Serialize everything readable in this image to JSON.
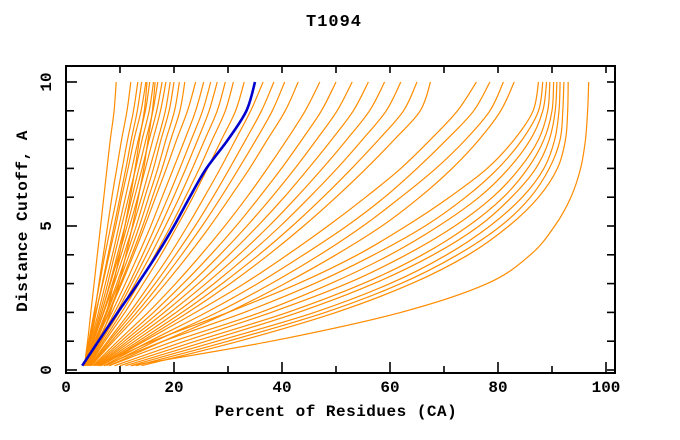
{
  "page": {
    "background": "#ffffff"
  },
  "chart_data": {
    "type": "line",
    "title": "T1094",
    "xlabel": "Percent of Residues (CA)",
    "ylabel": "Distance Cutoff, A",
    "xlim": [
      0,
      100
    ],
    "ylim": [
      0,
      10
    ],
    "grid": false,
    "legend_position": "none",
    "x_major_ticks": [
      0,
      20,
      40,
      60,
      80,
      100
    ],
    "x_minor_ticks": [
      10,
      30,
      50,
      70,
      90
    ],
    "y_major_ticks": [
      0,
      5,
      10
    ],
    "y_minor_ticks": [
      1,
      2,
      3,
      4,
      6,
      7,
      8,
      9
    ],
    "model_color": "#ff8c00",
    "highlight_color": "#0000cd",
    "axis_color": "#000000",
    "cutoffs": [
      0.15,
      1,
      2,
      3,
      4,
      5,
      6,
      7,
      8,
      9,
      10
    ],
    "models": [
      [
        3.4,
        4.0,
        4.6,
        5.2,
        5.8,
        6.4,
        7.0,
        7.6,
        8.2,
        8.9,
        9.3
      ],
      [
        3.4,
        4.2,
        5.2,
        6.2,
        7.2,
        8.3,
        9.4,
        10.4,
        11.4,
        12.5,
        13.3
      ],
      [
        3.5,
        4.5,
        5.6,
        6.7,
        7.8,
        8.9,
        10.0,
        11.1,
        12.1,
        13.2,
        14.0
      ],
      [
        3.4,
        4.3,
        5.5,
        6.8,
        8.0,
        9.2,
        10.3,
        11.5,
        12.6,
        13.9,
        14.8
      ],
      [
        3.5,
        4.6,
        6.0,
        7.3,
        8.6,
        9.8,
        11.0,
        12.2,
        13.4,
        14.7,
        15.5
      ],
      [
        3.5,
        4.8,
        6.3,
        7.7,
        9.0,
        10.3,
        11.6,
        12.9,
        14.1,
        15.4,
        16.2
      ],
      [
        3.6,
        5.0,
        6.6,
        8.1,
        9.5,
        10.9,
        12.2,
        13.5,
        14.8,
        16.1,
        17.0
      ],
      [
        3.5,
        4.9,
        6.6,
        8.2,
        9.8,
        11.3,
        12.7,
        14.1,
        15.4,
        16.8,
        17.8
      ],
      [
        3.6,
        5.1,
        6.9,
        8.6,
        10.2,
        11.8,
        13.3,
        14.7,
        16.1,
        17.5,
        18.5
      ],
      [
        3.5,
        5.0,
        7.0,
        8.9,
        10.7,
        12.4,
        14.0,
        15.5,
        17.0,
        18.4,
        19.3
      ],
      [
        3.6,
        5.3,
        7.4,
        9.4,
        11.2,
        13.0,
        14.6,
        16.2,
        17.6,
        19.1,
        20.0
      ],
      [
        3.6,
        5.4,
        7.6,
        9.7,
        11.7,
        13.6,
        15.3,
        17.0,
        18.5,
        20.1,
        21.0
      ],
      [
        3.7,
        5.6,
        7.9,
        10.1,
        12.2,
        14.2,
        16.0,
        17.8,
        19.4,
        21.1,
        22.0
      ],
      [
        3.4,
        4.4,
        5.3,
        6.1,
        6.9,
        7.7,
        8.5,
        9.4,
        10.3,
        11.3,
        12.0
      ],
      [
        4.0,
        5.8,
        7.5,
        8.8,
        9.9,
        10.9,
        11.9,
        12.8,
        13.6,
        14.5,
        15.0
      ],
      [
        4.2,
        6.2,
        8.2,
        9.8,
        11.1,
        12.3,
        13.4,
        14.4,
        15.2,
        16.0,
        16.5
      ],
      [
        3.8,
        5.6,
        8.0,
        10.3,
        12.5,
        14.6,
        16.6,
        18.6,
        20.5,
        22.5,
        24.0
      ],
      [
        3.9,
        5.9,
        8.5,
        11.0,
        13.4,
        15.7,
        17.8,
        19.9,
        22.0,
        24.0,
        25.5
      ],
      [
        4.0,
        6.2,
        9.0,
        11.7,
        14.2,
        16.6,
        18.9,
        21.1,
        23.2,
        25.3,
        26.8
      ],
      [
        4.0,
        6.4,
        9.4,
        12.2,
        14.9,
        17.5,
        19.9,
        22.2,
        24.4,
        26.5,
        28.0
      ],
      [
        4.1,
        6.6,
        9.8,
        12.8,
        15.7,
        18.4,
        21.0,
        23.4,
        25.7,
        28.0,
        29.5
      ],
      [
        4.2,
        6.9,
        10.3,
        13.5,
        16.5,
        19.4,
        22.1,
        24.7,
        27.1,
        29.5,
        31.0
      ],
      [
        4.3,
        7.2,
        10.9,
        14.3,
        17.6,
        20.6,
        23.5,
        26.2,
        28.8,
        31.4,
        33.0
      ],
      [
        4.4,
        7.7,
        11.8,
        15.6,
        19.2,
        22.5,
        25.6,
        28.6,
        31.4,
        34.2,
        36.5
      ],
      [
        4.5,
        8.0,
        12.4,
        16.5,
        20.3,
        23.9,
        27.2,
        30.3,
        33.3,
        36.2,
        38.5
      ],
      [
        4.6,
        8.4,
        13.1,
        17.4,
        21.4,
        25.2,
        28.7,
        32.0,
        35.2,
        38.2,
        40.5
      ],
      [
        4.7,
        8.8,
        13.8,
        18.4,
        22.7,
        26.7,
        30.4,
        34.0,
        37.3,
        40.6,
        43.0
      ],
      [
        5.0,
        9.6,
        15.2,
        20.3,
        25.0,
        29.4,
        33.5,
        37.3,
        40.9,
        44.3,
        47.0
      ],
      [
        5.2,
        10.2,
        16.2,
        21.7,
        26.8,
        31.5,
        35.8,
        39.9,
        43.7,
        47.3,
        50.0
      ],
      [
        5.4,
        10.8,
        17.2,
        23.1,
        28.5,
        33.5,
        38.1,
        42.4,
        46.4,
        50.2,
        53.0
      ],
      [
        5.6,
        11.4,
        18.2,
        24.5,
        30.2,
        35.5,
        40.4,
        44.9,
        49.2,
        53.2,
        56.0
      ],
      [
        5.8,
        12.0,
        19.3,
        25.9,
        32.0,
        37.6,
        42.7,
        47.5,
        52.0,
        56.2,
        59.0
      ],
      [
        6.0,
        12.7,
        20.4,
        27.4,
        33.8,
        39.7,
        45.1,
        50.2,
        54.9,
        59.3,
        62.0
      ],
      [
        6.2,
        13.4,
        21.5,
        28.9,
        35.7,
        41.9,
        47.6,
        52.9,
        57.9,
        62.5,
        65.0
      ],
      [
        6.4,
        14.0,
        22.6,
        30.4,
        37.5,
        44.0,
        50.0,
        55.6,
        60.8,
        65.6,
        67.5
      ],
      [
        6.5,
        14.5,
        24.0,
        33.0,
        41.0,
        48.5,
        55.5,
        62.0,
        67.5,
        72.5,
        76.0
      ],
      [
        7.0,
        15.5,
        26.0,
        35.5,
        44.0,
        52.0,
        59.0,
        65.0,
        70.5,
        75.5,
        78.5
      ],
      [
        7.5,
        16.5,
        28.0,
        38.0,
        47.0,
        55.0,
        62.0,
        68.5,
        74.0,
        78.5,
        81.0
      ],
      [
        8.0,
        18.0,
        30.0,
        40.5,
        50.0,
        58.5,
        65.5,
        71.5,
        76.5,
        80.5,
        83.0
      ],
      [
        6.0,
        16.0,
        30.0,
        43.0,
        54.0,
        63.0,
        71.0,
        78.0,
        83.0,
        86.5,
        87.5
      ],
      [
        7.0,
        18.0,
        33.0,
        46.0,
        57.0,
        66.5,
        74.0,
        80.0,
        84.5,
        87.5,
        88.3
      ],
      [
        8.0,
        20.0,
        36.0,
        49.0,
        60.0,
        69.0,
        76.5,
        82.0,
        86.0,
        88.3,
        89.0
      ],
      [
        9.0,
        22.0,
        38.0,
        52.0,
        63.0,
        72.0,
        79.0,
        84.0,
        87.5,
        89.2,
        89.6
      ],
      [
        10.0,
        24.0,
        41.0,
        55.0,
        66.0,
        74.5,
        81.0,
        85.5,
        88.5,
        90.0,
        90.3
      ],
      [
        11.0,
        26.0,
        43.0,
        57.0,
        68.0,
        76.5,
        82.5,
        87.0,
        89.5,
        90.6,
        90.9
      ],
      [
        12.0,
        28.0,
        46.0,
        60.0,
        70.5,
        78.5,
        84.5,
        88.5,
        90.5,
        91.3,
        91.5
      ],
      [
        13.0,
        30.0,
        48.0,
        62.0,
        72.5,
        80.5,
        86.0,
        89.5,
        91.5,
        92.0,
        92.2
      ],
      [
        14.0,
        32.0,
        50.0,
        64.0,
        74.5,
        82.0,
        87.5,
        91.0,
        92.5,
        92.9,
        93.0
      ],
      [
        12.0,
        38.0,
        62.0,
        78.0,
        86.0,
        90.5,
        93.5,
        95.3,
        96.2,
        96.6,
        96.8
      ]
    ],
    "highlight": [
      3.0,
      6.0,
      9.6,
      13.3,
      16.8,
      20.0,
      22.9,
      26.0,
      30.0,
      33.4,
      35.0
    ]
  }
}
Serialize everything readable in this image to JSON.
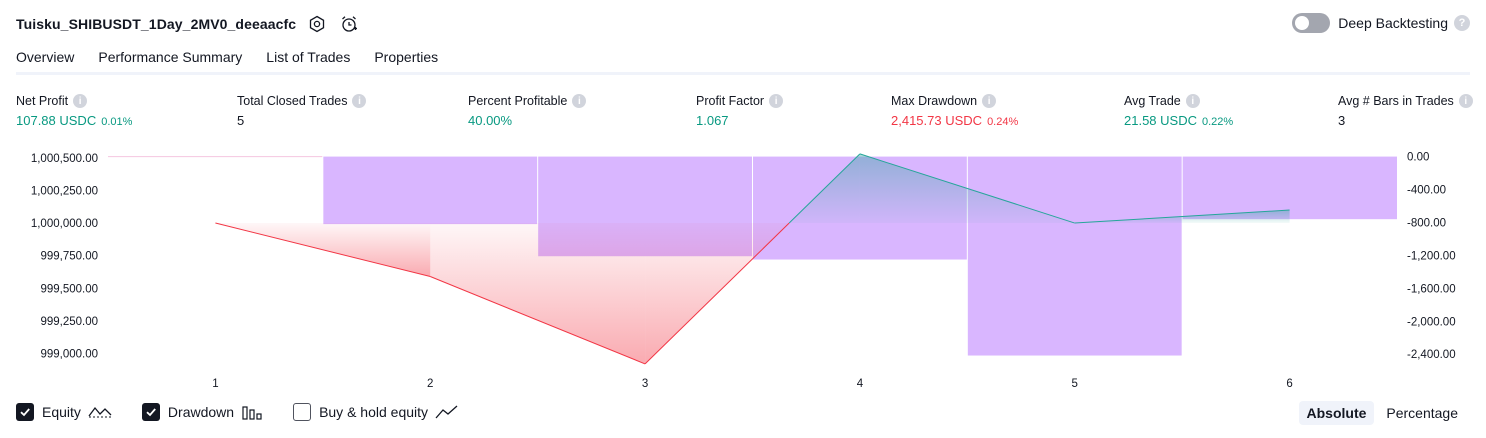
{
  "header": {
    "title": "Tuisku_SHIBUSDT_1Day_2MV0_deeaacfc",
    "icons": [
      "settings-icon",
      "alarm-add-icon"
    ]
  },
  "deep_backtesting": {
    "label": "Deep Backtesting",
    "enabled": false,
    "help": "?"
  },
  "tabs": [
    {
      "label": "Overview",
      "active": true
    },
    {
      "label": "Performance Summary",
      "active": false
    },
    {
      "label": "List of Trades",
      "active": false
    },
    {
      "label": "Properties",
      "active": false
    }
  ],
  "metrics": [
    {
      "label": "Net Profit",
      "value": "107.88 USDC",
      "pct": "0.01%",
      "color": "#089981"
    },
    {
      "label": "Total Closed Trades",
      "value": "5",
      "pct": "",
      "color": "#131722"
    },
    {
      "label": "Percent Profitable",
      "value": "40.00%",
      "pct": "",
      "color": "#089981"
    },
    {
      "label": "Profit Factor",
      "value": "1.067",
      "pct": "",
      "color": "#089981"
    },
    {
      "label": "Max Drawdown",
      "value": "2,415.73 USDC",
      "pct": "0.24%",
      "color": "#f23645"
    },
    {
      "label": "Avg Trade",
      "value": "21.58 USDC",
      "pct": "0.22%",
      "color": "#089981"
    },
    {
      "label": "Avg # Bars in Trades",
      "value": "3",
      "pct": "",
      "color": "#131722"
    }
  ],
  "chart_data": {
    "type": "line",
    "x": [
      1,
      2,
      3,
      4,
      5,
      6
    ],
    "x_tick_labels": [
      "1",
      "2",
      "3",
      "4",
      "5",
      "6"
    ],
    "left_axis": {
      "ylim": [
        998950,
        1000560
      ],
      "tick_labels": [
        "1,000,500.00",
        "1,000,250.00",
        "1,000,000.00",
        "999,750.00",
        "999,500.00",
        "999,250.00",
        "999,000.00"
      ],
      "tick_values": [
        1000500,
        1000250,
        1000000,
        999750,
        999500,
        999250,
        999000
      ]
    },
    "right_axis": {
      "ylim": [
        -2470,
        80
      ],
      "tick_labels": [
        "0.00",
        "-400.00",
        "-800.00",
        "-1,200.00",
        "-1,600.00",
        "-2,000.00",
        "-2,400.00"
      ],
      "tick_values": [
        0,
        -400,
        -800,
        -1200,
        -1600,
        -2000,
        -2400
      ]
    },
    "series": [
      {
        "name": "Equity",
        "axis": "left",
        "x": [
          1,
          2,
          3,
          4,
          5,
          6
        ],
        "values": [
          1000000,
          999590,
          998920,
          1000530,
          1000000,
          1000100
        ]
      },
      {
        "name": "Drawdown",
        "axis": "right",
        "type": "bar",
        "x": [
          1,
          2,
          3,
          4,
          5,
          6
        ],
        "values": [
          0,
          -820,
          -1210,
          -1250,
          -2415.73,
          -760
        ]
      }
    ],
    "baseline": 1000000,
    "colors": {
      "profit": "#26a69a",
      "loss": "#f23645",
      "drawdown": "#d9b6ff",
      "grid": "#f0f3fa"
    }
  },
  "legend": [
    {
      "label": "Equity",
      "checked": true,
      "icon": "equity-line-icon"
    },
    {
      "label": "Drawdown",
      "checked": true,
      "icon": "drawdown-bars-icon"
    },
    {
      "label": "Buy & hold equity",
      "checked": false,
      "icon": "buy-hold-line-icon"
    }
  ],
  "modes": [
    {
      "label": "Absolute",
      "active": true
    },
    {
      "label": "Percentage",
      "active": false
    }
  ]
}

# What the task asks:
Look above for every line with the word "hold" and copy it.

# Answer to this exercise:
      "label": "Buy & hold equity",
      "icon": "buy-hold-line-icon"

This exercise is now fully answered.